Give every line again exactly as it appears, please, but not the pictures.

* Begin Records supplied *

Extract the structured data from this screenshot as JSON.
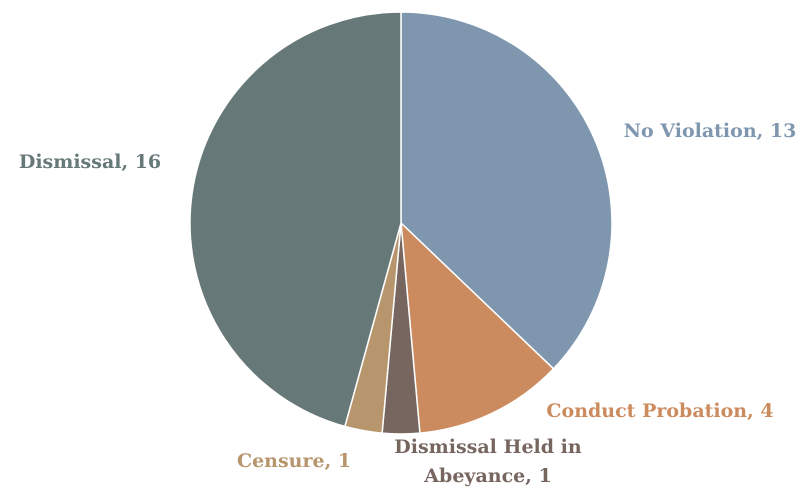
{
  "chart_data": {
    "type": "pie",
    "start_angle_deg": 0,
    "direction": "clockwise",
    "title": "",
    "slices": [
      {
        "label": "No Violation",
        "value": 13,
        "display": "No Violation, 13",
        "color": "#7f97ae"
      },
      {
        "label": "Conduct Probation",
        "value": 4,
        "display": "Conduct Probation, 4",
        "color": "#cc8b5e"
      },
      {
        "label": "Dismissal Held in Abeyance",
        "value": 1,
        "display": "Dismissal Held in Abeyance, 1",
        "color": "#776660"
      },
      {
        "label": "Censure",
        "value": 1,
        "display": "Censure, 1",
        "color": "#b7956d"
      },
      {
        "label": "Dismissal",
        "value": 16,
        "display": "Dismissal, 16",
        "color": "#667877"
      }
    ]
  }
}
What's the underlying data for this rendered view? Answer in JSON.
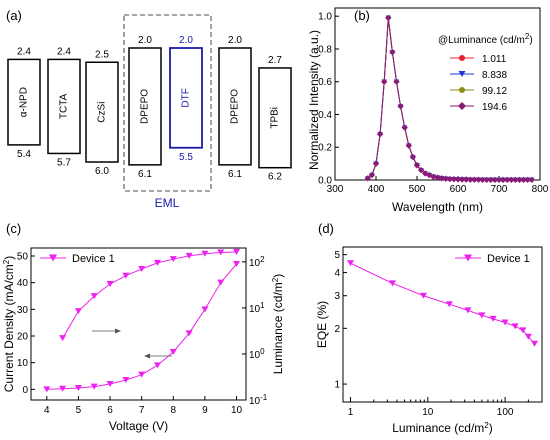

* End Records supplied *

**Output of the exercise**:
Extract the structured data from this screenshot as JSON.
{
  "chart_data": {
    "type": "pie",
    "start_angle_deg": 0,
    "direction": "clockwise",
    "title": "",
    "slices": [
      {
        "label": "No Violation",
        "value": 13,
        "display": "No Violation, 13",
        "color": "#7f97ae"
      },
      {
        "label": "Conduct Probation",
        "value": 4,
        "display": "Conduct Probation, 4",
        "color": "#cc8b5e"
      },
      {
        "label": "Dismissal Held in Abeyance",
        "value": 1,
        "display": "Dismissal Held in Abeyance, 1",
        "color": "#776660"
      },
      {
        "label": "Censure",
        "value": 1,
        "display": "Censure, 1",
        "color": "#b7956d"
      },
      {
        "label": "Dismissal",
        "value": 16,
        "display": "Dismissal, 16",
        "color": "#667877"
      }
    ]
  }
}
What's the underlying data for this rendered view? Answer in JSON.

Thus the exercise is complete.